What needs to be done:
Please copy all the lines that follow, word for word.

(Extracted records)
--- START ---

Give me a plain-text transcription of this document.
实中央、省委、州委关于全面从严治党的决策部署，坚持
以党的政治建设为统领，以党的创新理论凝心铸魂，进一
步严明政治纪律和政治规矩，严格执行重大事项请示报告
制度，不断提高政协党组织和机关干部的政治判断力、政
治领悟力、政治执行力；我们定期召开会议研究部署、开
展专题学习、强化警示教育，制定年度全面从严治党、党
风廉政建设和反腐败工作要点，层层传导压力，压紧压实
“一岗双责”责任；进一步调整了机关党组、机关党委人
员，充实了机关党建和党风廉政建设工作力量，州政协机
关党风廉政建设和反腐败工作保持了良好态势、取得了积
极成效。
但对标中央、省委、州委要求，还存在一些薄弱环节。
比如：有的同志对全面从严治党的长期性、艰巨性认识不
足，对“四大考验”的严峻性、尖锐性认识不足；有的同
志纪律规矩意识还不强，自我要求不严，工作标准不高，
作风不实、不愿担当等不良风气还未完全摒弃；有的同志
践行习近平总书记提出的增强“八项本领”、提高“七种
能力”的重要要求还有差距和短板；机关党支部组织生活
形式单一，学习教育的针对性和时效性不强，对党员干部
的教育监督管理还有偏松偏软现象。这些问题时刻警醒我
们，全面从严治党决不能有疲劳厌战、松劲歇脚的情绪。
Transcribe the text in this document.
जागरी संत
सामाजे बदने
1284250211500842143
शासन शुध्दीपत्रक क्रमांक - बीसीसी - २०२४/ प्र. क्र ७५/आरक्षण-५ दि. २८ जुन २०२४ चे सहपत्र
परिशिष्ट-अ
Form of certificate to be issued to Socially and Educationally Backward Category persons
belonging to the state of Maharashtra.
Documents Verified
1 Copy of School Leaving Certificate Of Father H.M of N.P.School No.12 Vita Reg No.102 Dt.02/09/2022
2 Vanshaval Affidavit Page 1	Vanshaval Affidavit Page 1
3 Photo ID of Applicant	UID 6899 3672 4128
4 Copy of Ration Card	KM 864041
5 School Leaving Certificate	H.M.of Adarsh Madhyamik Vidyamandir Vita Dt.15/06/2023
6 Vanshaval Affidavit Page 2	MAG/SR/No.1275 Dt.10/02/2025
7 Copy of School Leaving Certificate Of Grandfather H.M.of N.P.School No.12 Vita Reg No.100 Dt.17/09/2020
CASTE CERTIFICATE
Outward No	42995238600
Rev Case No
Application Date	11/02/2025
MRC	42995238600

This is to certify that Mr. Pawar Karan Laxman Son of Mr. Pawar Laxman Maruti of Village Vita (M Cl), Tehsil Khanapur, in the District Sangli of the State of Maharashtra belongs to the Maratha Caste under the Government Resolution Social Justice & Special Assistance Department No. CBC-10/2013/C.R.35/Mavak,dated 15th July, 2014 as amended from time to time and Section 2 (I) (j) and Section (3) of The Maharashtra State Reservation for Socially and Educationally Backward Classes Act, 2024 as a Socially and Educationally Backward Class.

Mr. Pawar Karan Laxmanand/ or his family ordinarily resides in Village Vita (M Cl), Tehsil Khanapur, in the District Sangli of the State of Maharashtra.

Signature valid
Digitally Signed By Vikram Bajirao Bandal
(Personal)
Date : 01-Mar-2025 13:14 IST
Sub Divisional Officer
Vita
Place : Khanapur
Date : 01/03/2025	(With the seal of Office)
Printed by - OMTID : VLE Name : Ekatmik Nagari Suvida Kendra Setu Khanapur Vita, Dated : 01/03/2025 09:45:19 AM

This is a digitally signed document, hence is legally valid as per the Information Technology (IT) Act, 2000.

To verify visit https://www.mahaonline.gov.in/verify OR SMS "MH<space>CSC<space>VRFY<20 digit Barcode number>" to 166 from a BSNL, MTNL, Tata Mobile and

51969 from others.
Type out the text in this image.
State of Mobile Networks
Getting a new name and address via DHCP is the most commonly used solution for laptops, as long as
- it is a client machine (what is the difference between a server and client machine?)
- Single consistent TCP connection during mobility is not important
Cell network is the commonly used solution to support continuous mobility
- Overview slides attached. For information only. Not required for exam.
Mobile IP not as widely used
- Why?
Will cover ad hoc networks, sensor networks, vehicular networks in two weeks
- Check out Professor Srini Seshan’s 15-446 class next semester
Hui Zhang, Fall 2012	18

--- END ---

Solved exercise:
Give me a plain-text transcription of this document.
实中央、省委、州委关于全面从严治党的决策部署，坚持
以党的政治建设为统领，以党的创新理论凝心铸魂，进一
步严明政治纪律和政治规矩，严格执行重大事项请示报告
制度，不断提高政协党组织和机关干部的政治判断力、政
治领悟力、政治执行力；我们定期召开会议研究部署、开
展专题学习、强化警示教育，制定年度全面从严治党、党
风廉政建设和反腐败工作要点，层层传导压力，压紧压实
“一岗双责”责任；进一步调整了机关党组、机关党委人
员，充实了机关党建和党风廉政建设工作力量，州政协机
关党风廉政建设和反腐败工作保持了良好态势、取得了积
极成效。
但对标中央、省委、州委要求，还存在一些薄弱环节。
比如：有的同志对全面从严治党的长期性、艰巨性认识不
足，对“四大考验”的严峻性、尖锐性认识不足；有的同
志纪律规矩意识还不强，自我要求不严，工作标准不高，
作风不实、不愿担当等不良风气还未完全摒弃；有的同志
践行习近平总书记提出的增强“八项本领”、提高“七种
能力”的重要要求还有差距和短板；机关党支部组织生活
形式单一，学习教育的针对性和时效性不强，对党员干部
的教育监督管理还有偏松偏软现象。这些问题时刻警醒我
们，全面从严治党决不能有疲劳厌战、松劲歇脚的情绪。
Transcribe the text in this document.
जागरी संत
सामाजे बदने
1284250211500842143
शासन शुध्दीपत्रक क्रमांक - बीसीसी - २०२४/ प्र. क्र ७५/आरक्षण-५ दि. २८ जुन २०२४ चे सहपत्र
परिशिष्ट-अ
Form of certificate to be issued to Socially and Educationally Backward Category persons
belonging to the state of Maharashtra.
Documents Verified
1 Copy of School Leaving Certificate Of Father H.M of N.P.School No.12 Vita Reg No.102 Dt.02/09/2022
2 Vanshaval Affidavit Page 1	Vanshaval Affidavit Page 1
3 Photo ID of Applicant	UID 6899 3672 4128
4 Copy of Ration Card	KM 864041
5 School Leaving Certificate	H.M.of Adarsh Madhyamik Vidyamandir Vita Dt.15/06/2023
6 Vanshaval Affidavit Page 2	MAG/SR/No.1275 Dt.10/02/2025
7 Copy of School Leaving Certificate Of Grandfather H.M.of N.P.School No.12 Vita Reg No.100 Dt.17/09/2020
CASTE CERTIFICATE
Outward No	42995238600
Rev Case No
Application Date	11/02/2025
MRC	42995238600

This is to certify that Mr. Pawar Karan Laxman Son of Mr. Pawar Laxman Maruti of Village Vita (M Cl), Tehsil Khanapur, in the District Sangli of the State of Maharashtra belongs to the Maratha Caste under the Government Resolution Social Justice & Special Assistance Department No. CBC-10/2013/C.R.35/Mavak,dated 15th July, 2014 as amended from time to time and Section 2 (I) (j) and Section (3) of The Maharashtra State Reservation for Socially and Educationally Backward Classes Act, 2024 as a Socially and Educationally Backward Class.

Mr. Pawar Karan Laxmanand/ or his family ordinarily resides in Village Vita (M Cl), Tehsil Khanapur, in the District Sangli of the State of Maharashtra.

Signature valid
Digitally Signed By Vikram Bajirao Bandal
(Personal)
Date : 01-Mar-2025 13:14 IST
Sub Divisional Officer
Vita
Place : Khanapur
Date : 01/03/2025	(With the seal of Office)
Printed by - OMTID : VLE Name : Ekatmik Nagari Suvida Kendra Setu Khanapur Vita, Dated : 01/03/2025 09:45:19 AM

This is a digitally signed document, hence is legally valid as per the Information Technology (IT) Act, 2000.

To verify visit https://www.mahaonline.gov.in/verify OR SMS "MH<space>CSC<space>VRFY<20 digit Barcode number>" to 166 from a BSNL, MTNL, Tata Mobile and

51969 from others.
Type out the text in this image.
State of Mobile Networks
Getting a new name and address via DHCP is the most commonly used solution for laptops, as long as
- it is a client machine (what is the difference between a server and client machine?)
- Single consistent TCP connection during mobility is not important
Cell network is the commonly used solution to support continuous mobility
- Overview slides attached. For information only. Not required for exam.
Mobile IP not as widely used
- Why?
Will cover ad hoc networks, sensor networks, vehicular networks in two weeks
- Check out Professor Srini Seshan’s 15-446 class next semester
Hui Zhang, Fall 2012	18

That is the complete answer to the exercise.